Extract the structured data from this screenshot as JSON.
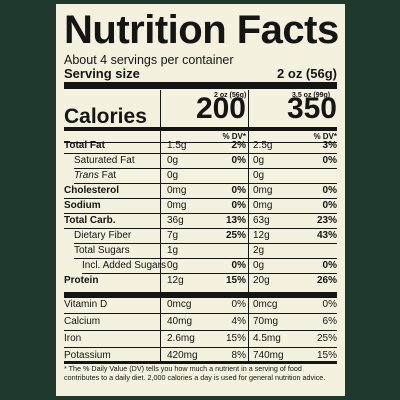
{
  "title": "Nutrition Facts",
  "servings_per_container": "About 4 servings per container",
  "serving_size_label": "Serving size",
  "serving_size_value": "2 oz (56g)",
  "columns": [
    {
      "header": "2 oz (56g)",
      "calories": "200"
    },
    {
      "header": "3.5 oz (99g)",
      "calories": "350"
    }
  ],
  "calories_label": "Calories",
  "dv_header": "% DV*",
  "nutrients": [
    {
      "label": "Total Fat",
      "bold": true,
      "indent": 0,
      "c1_amt": "1.5g",
      "c1_dv": "2%",
      "c2_amt": "2.5g",
      "c2_dv": "3%"
    },
    {
      "label": "Saturated Fat",
      "bold": false,
      "indent": 1,
      "c1_amt": "0g",
      "c1_dv": "0%",
      "c2_amt": "0g",
      "c2_dv": "0%"
    },
    {
      "label_italic": "Trans",
      "label": " Fat",
      "bold": false,
      "indent": 1,
      "c1_amt": "0g",
      "c1_dv": "",
      "c2_amt": "0g",
      "c2_dv": ""
    },
    {
      "label": "Cholesterol",
      "bold": true,
      "indent": 0,
      "c1_amt": "0mg",
      "c1_dv": "0%",
      "c2_amt": "0mg",
      "c2_dv": "0%"
    },
    {
      "label": "Sodium",
      "bold": true,
      "indent": 0,
      "c1_amt": "0mg",
      "c1_dv": "0%",
      "c2_amt": "0mg",
      "c2_dv": "0%"
    },
    {
      "label": "Total Carb.",
      "bold": true,
      "indent": 0,
      "c1_amt": "36g",
      "c1_dv": "13%",
      "c2_amt": "63g",
      "c2_dv": "23%"
    },
    {
      "label": "Dietary Fiber",
      "bold": false,
      "indent": 1,
      "c1_amt": "7g",
      "c1_dv": "25%",
      "c2_amt": "12g",
      "c2_dv": "43%"
    },
    {
      "label": "Total Sugars",
      "bold": false,
      "indent": 1,
      "c1_amt": "1g",
      "c1_dv": "",
      "c2_amt": "2g",
      "c2_dv": ""
    },
    {
      "label": "Incl. Added Sugars",
      "bold": false,
      "indent": 2,
      "c1_amt": "0g",
      "c1_dv": "0%",
      "c2_amt": "0g",
      "c2_dv": "0%"
    },
    {
      "label": "Protein",
      "bold": true,
      "indent": 0,
      "c1_amt": "12g",
      "c1_dv": "15%",
      "c2_amt": "20g",
      "c2_dv": "26%"
    }
  ],
  "vitamins": [
    {
      "label": "Vitamin D",
      "c1_amt": "0mcg",
      "c1_dv": "0%",
      "c2_amt": "0mcg",
      "c2_dv": "0%"
    },
    {
      "label": "Calcium",
      "c1_amt": "40mg",
      "c1_dv": "4%",
      "c2_amt": "70mg",
      "c2_dv": "6%"
    },
    {
      "label": "Iron",
      "c1_amt": "2.6mg",
      "c1_dv": "15%",
      "c2_amt": "4.5mg",
      "c2_dv": "25%"
    },
    {
      "label": "Potassium",
      "c1_amt": "420mg",
      "c1_dv": "8%",
      "c2_amt": "740mg",
      "c2_dv": "15%"
    }
  ],
  "footnote": "* The % Daily Value (DV) tells you how much a nutrient in a serving of food contributes to a daily diet. 2,000 calories a day is used for general nutrition advice.",
  "colors": {
    "background": "#1f3a2c",
    "panel": "#f4f1de",
    "ink": "#151515"
  }
}
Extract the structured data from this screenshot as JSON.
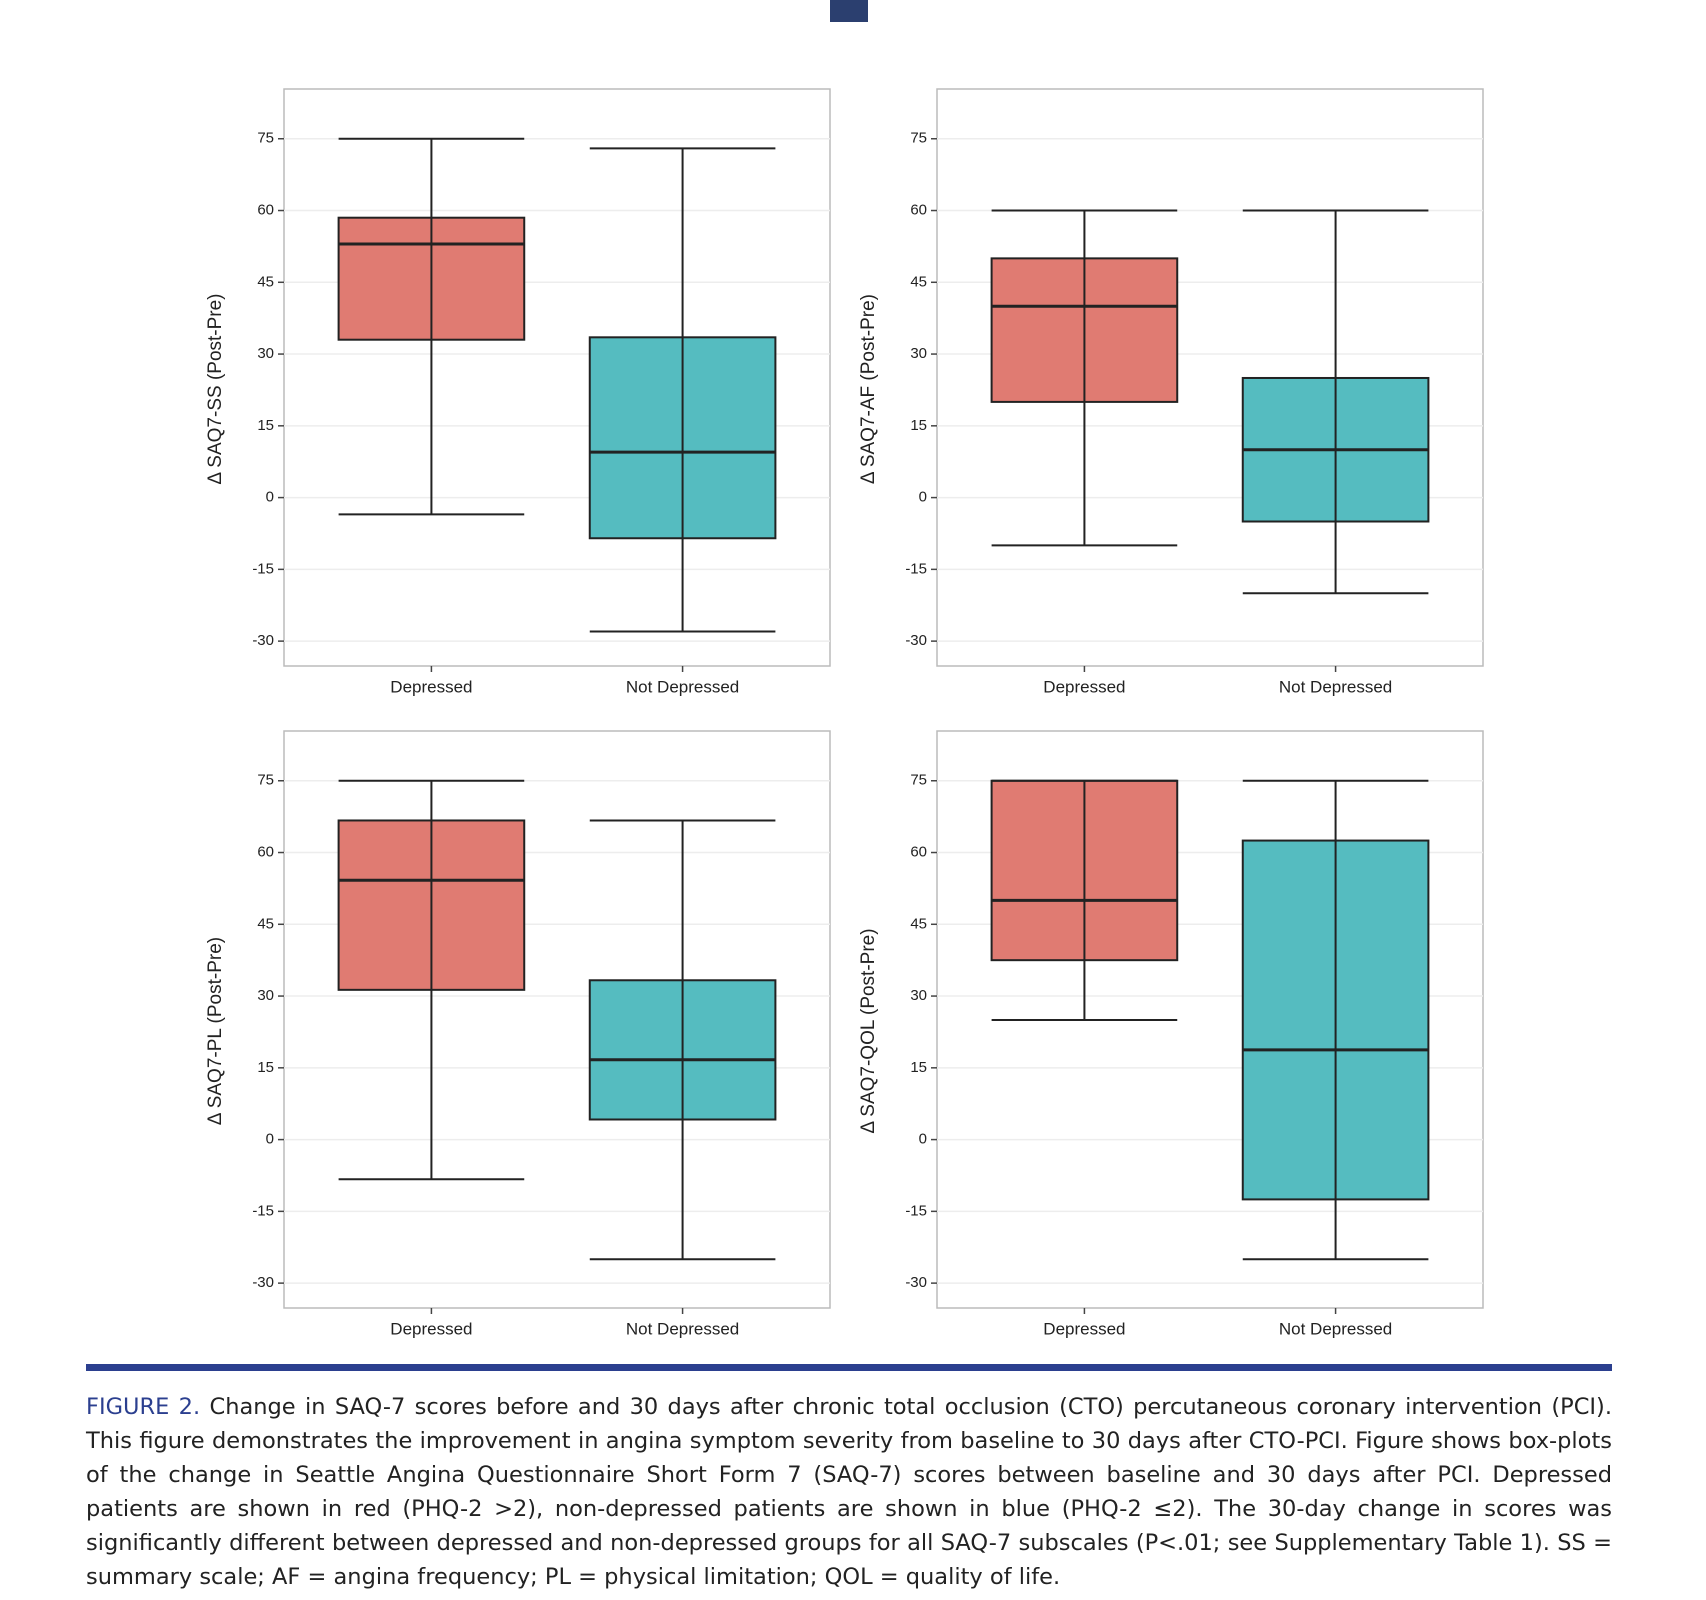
{
  "chart_data": [
    {
      "type": "box",
      "ylabel": "Δ SAQ7-SS (Post-Pre)",
      "categories": [
        "Depressed",
        "Not Depressed"
      ],
      "colors": [
        "#e07b72",
        "#55bcc0"
      ],
      "boxes": [
        {
          "whislo": -3.5,
          "q1": 33,
          "med": 53,
          "q3": 58.5,
          "whishi": 75
        },
        {
          "whislo": -28,
          "q1": -8.5,
          "med": 9.5,
          "q3": 33.5,
          "whishi": 73
        }
      ],
      "ylim": [
        -35.2,
        85.4
      ],
      "yticks": [
        -30,
        -15,
        0,
        15,
        30,
        45,
        60,
        75
      ],
      "grid": true
    },
    {
      "type": "box",
      "ylabel": "Δ SAQ7-AF (Post-Pre)",
      "categories": [
        "Depressed",
        "Not Depressed"
      ],
      "colors": [
        "#e07b72",
        "#55bcc0"
      ],
      "boxes": [
        {
          "whislo": -10,
          "q1": 20,
          "med": 40,
          "q3": 50,
          "whishi": 60
        },
        {
          "whislo": -20,
          "q1": -5,
          "med": 10,
          "q3": 25,
          "whishi": 60
        }
      ],
      "ylim": [
        -35.2,
        85.4
      ],
      "yticks": [
        -30,
        -15,
        0,
        15,
        30,
        45,
        60,
        75
      ],
      "grid": true
    },
    {
      "type": "box",
      "ylabel": "Δ SAQ7-PL (Post-Pre)",
      "categories": [
        "Depressed",
        "Not Depressed"
      ],
      "colors": [
        "#e07b72",
        "#55bcc0"
      ],
      "boxes": [
        {
          "whislo": -8.3,
          "q1": 31.3,
          "med": 54.2,
          "q3": 66.7,
          "whishi": 75
        },
        {
          "whislo": -25,
          "q1": 4.2,
          "med": 16.7,
          "q3": 33.3,
          "whishi": 66.7
        }
      ],
      "ylim": [
        -35.2,
        85.4
      ],
      "yticks": [
        -30,
        -15,
        0,
        15,
        30,
        45,
        60,
        75
      ],
      "grid": true
    },
    {
      "type": "box",
      "ylabel": "Δ SAQ7-QOL (Post-Pre)",
      "categories": [
        "Depressed",
        "Not Depressed"
      ],
      "colors": [
        "#e07b72",
        "#55bcc0"
      ],
      "boxes": [
        {
          "whislo": 25,
          "q1": 37.5,
          "med": 50,
          "q3": 75,
          "whishi": 75
        },
        {
          "whislo": -25,
          "q1": -12.5,
          "med": 18.75,
          "q3": 62.5,
          "whishi": 75
        }
      ],
      "ylim": [
        -35.2,
        85.4
      ],
      "yticks": [
        -30,
        -15,
        0,
        15,
        30,
        45,
        60,
        75
      ],
      "grid": true
    }
  ],
  "caption": {
    "label": "FIGURE 2.",
    "text": "Change in SAQ-7 scores before and 30 days after chronic total occlusion (CTO) percutaneous coronary intervention (PCI). This figure demonstrates the improvement in angina symptom severity from baseline to 30 days after CTO-PCI. Figure shows box-plots of the change in Seattle Angina Questionnaire Short Form 7 (SAQ-7) scores between baseline and 30 days after PCI. Depressed patients are shown in red (PHQ-2 >2), non-depressed patients are shown in blue (PHQ-2 ≤2). The 30-day change in scores was significantly different between depressed and non-depressed groups for all SAQ-7 subscales (P<.01; see Supplementary Table 1). SS = summary scale; AF = angina frequency; PL = physical limitation; QOL = quality of life."
  }
}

### What you need to do
Repeat all of the data above word for word, minus the pictures.

### Your response
Extract the structured data from this screenshot as JSON.
{
  "title": "Nutrition Facts",
  "servings_per_container": "About 4 servings per container",
  "serving_size_label": "Serving size",
  "serving_size_value": "2 oz (56g)",
  "columns": [
    {
      "header": "2 oz (56g)",
      "calories": "200"
    },
    {
      "header": "3.5 oz (99g)",
      "calories": "350"
    }
  ],
  "calories_label": "Calories",
  "dv_header": "% DV*",
  "nutrients": [
    {
      "label": "Total Fat",
      "bold": true,
      "indent": 0,
      "c1_amt": "1.5g",
      "c1_dv": "2%",
      "c2_amt": "2.5g",
      "c2_dv": "3%"
    },
    {
      "label": "Saturated Fat",
      "bold": false,
      "indent": 1,
      "c1_amt": "0g",
      "c1_dv": "0%",
      "c2_amt": "0g",
      "c2_dv": "0%"
    },
    {
      "label_italic": "Trans",
      "label": " Fat",
      "bold": false,
      "indent": 1,
      "c1_amt": "0g",
      "c1_dv": "",
      "c2_amt": "0g",
      "c2_dv": ""
    },
    {
      "label": "Cholesterol",
      "bold": true,
      "indent": 0,
      "c1_amt": "0mg",
      "c1_dv": "0%",
      "c2_amt": "0mg",
      "c2_dv": "0%"
    },
    {
      "label": "Sodium",
      "bold": true,
      "indent": 0,
      "c1_amt": "0mg",
      "c1_dv": "0%",
      "c2_amt": "0mg",
      "c2_dv": "0%"
    },
    {
      "label": "Total Carb.",
      "bold": true,
      "indent": 0,
      "c1_amt": "36g",
      "c1_dv": "13%",
      "c2_amt": "63g",
      "c2_dv": "23%"
    },
    {
      "label": "Dietary Fiber",
      "bold": false,
      "indent": 1,
      "c1_amt": "7g",
      "c1_dv": "25%",
      "c2_amt": "12g",
      "c2_dv": "43%"
    },
    {
      "label": "Total Sugars",
      "bold": false,
      "indent": 1,
      "c1_amt": "1g",
      "c1_dv": "",
      "c2_amt": "2g",
      "c2_dv": ""
    },
    {
      "label": "Incl. Added Sugars",
      "bold": false,
      "indent": 2,
      "c1_amt": "0g",
      "c1_dv": "0%",
      "c2_amt": "0g",
      "c2_dv": "0%"
    },
    {
      "label": "Protein",
      "bold": true,
      "indent": 0,
      "c1_amt": "12g",
      "c1_dv": "15%",
      "c2_amt": "20g",
      "c2_dv": "26%"
    }
  ],
  "vitamins": [
    {
      "label": "Vitamin D",
      "c1_amt": "0mcg",
      "c1_dv": "0%",
      "c2_amt": "0mcg",
      "c2_dv": "0%"
    },
    {
      "label": "Calcium",
      "c1_amt": "40mg",
      "c1_dv": "4%",
      "c2_amt": "70mg",
      "c2_dv": "6%"
    },
    {
      "label": "Iron",
      "c1_amt": "2.6mg",
      "c1_dv": "15%",
      "c2_amt": "4.5mg",
      "c2_dv": "25%"
    },
    {
      "label": "Potassium",
      "c1_amt": "420mg",
      "c1_dv": "8%",
      "c2_amt": "740mg",
      "c2_dv": "15%"
    }
  ],
  "footnote": "* The % Daily Value (DV) tells you how much a nutrient in a serving of food contributes to a daily diet. 2,000 calories a day is used for general nutrition advice.",
  "colors": {
    "background": "#1f3a2c",
    "panel": "#f4f1de",
    "ink": "#151515"
  }
}
Extract the structured data from this screenshot as JSON.
{
  "chart_data": [
    {
      "type": "box",
      "ylabel": "Δ SAQ7-SS (Post-Pre)",
      "categories": [
        "Depressed",
        "Not Depressed"
      ],
      "colors": [
        "#e07b72",
        "#55bcc0"
      ],
      "boxes": [
        {
          "whislo": -3.5,
          "q1": 33,
          "med": 53,
          "q3": 58.5,
          "whishi": 75
        },
        {
          "whislo": -28,
          "q1": -8.5,
          "med": 9.5,
          "q3": 33.5,
          "whishi": 73
        }
      ],
      "ylim": [
        -35.2,
        85.4
      ],
      "yticks": [
        -30,
        -15,
        0,
        15,
        30,
        45,
        60,
        75
      ],
      "grid": true
    },
    {
      "type": "box",
      "ylabel": "Δ SAQ7-AF (Post-Pre)",
      "categories": [
        "Depressed",
        "Not Depressed"
      ],
      "colors": [
        "#e07b72",
        "#55bcc0"
      ],
      "boxes": [
        {
          "whislo": -10,
          "q1": 20,
          "med": 40,
          "q3": 50,
          "whishi": 60
        },
        {
          "whislo": -20,
          "q1": -5,
          "med": 10,
          "q3": 25,
          "whishi": 60
        }
      ],
      "ylim": [
        -35.2,
        85.4
      ],
      "yticks": [
        -30,
        -15,
        0,
        15,
        30,
        45,
        60,
        75
      ],
      "grid": true
    },
    {
      "type": "box",
      "ylabel": "Δ SAQ7-PL (Post-Pre)",
      "categories": [
        "Depressed",
        "Not Depressed"
      ],
      "colors": [
        "#e07b72",
        "#55bcc0"
      ],
      "boxes": [
        {
          "whislo": -8.3,
          "q1": 31.3,
          "med": 54.2,
          "q3": 66.7,
          "whishi": 75
        },
        {
          "whislo": -25,
          "q1": 4.2,
          "med": 16.7,
          "q3": 33.3,
          "whishi": 66.7
        }
      ],
      "ylim": [
        -35.2,
        85.4
      ],
      "yticks": [
        -30,
        -15,
        0,
        15,
        30,
        45,
        60,
        75
      ],
      "grid": true
    },
    {
      "type": "box",
      "ylabel": "Δ SAQ7-QOL (Post-Pre)",
      "categories": [
        "Depressed",
        "Not Depressed"
      ],
      "colors": [
        "#e07b72",
        "#55bcc0"
      ],
      "boxes": [
        {
          "whislo": 25,
          "q1": 37.5,
          "med": 50,
          "q3": 75,
          "whishi": 75
        },
        {
          "whislo": -25,
          "q1": -12.5,
          "med": 18.75,
          "q3": 62.5,
          "whishi": 75
        }
      ],
      "ylim": [
        -35.2,
        85.4
      ],
      "yticks": [
        -30,
        -15,
        0,
        15,
        30,
        45,
        60,
        75
      ],
      "grid": true
    }
  ],
  "caption": {
    "label": "FIGURE 2.",
    "text": "Change in SAQ-7 scores before and 30 days after chronic total occlusion (CTO) percutaneous coronary intervention (PCI). This figure demonstrates the improvement in angina symptom severity from baseline to 30 days after CTO-PCI. Figure shows box-plots of the change in Seattle Angina Questionnaire Short Form 7 (SAQ-7) scores between baseline and 30 days after PCI. Depressed patients are shown in red (PHQ-2 >2), non-depressed patients are shown in blue (PHQ-2 ≤2). The 30-day change in scores was significantly different between depressed and non-depressed groups for all SAQ-7 subscales (P<.01; see Supplementary Table 1). SS = summary scale; AF = angina frequency; PL = physical limitation; QOL = quality of life."
  }
}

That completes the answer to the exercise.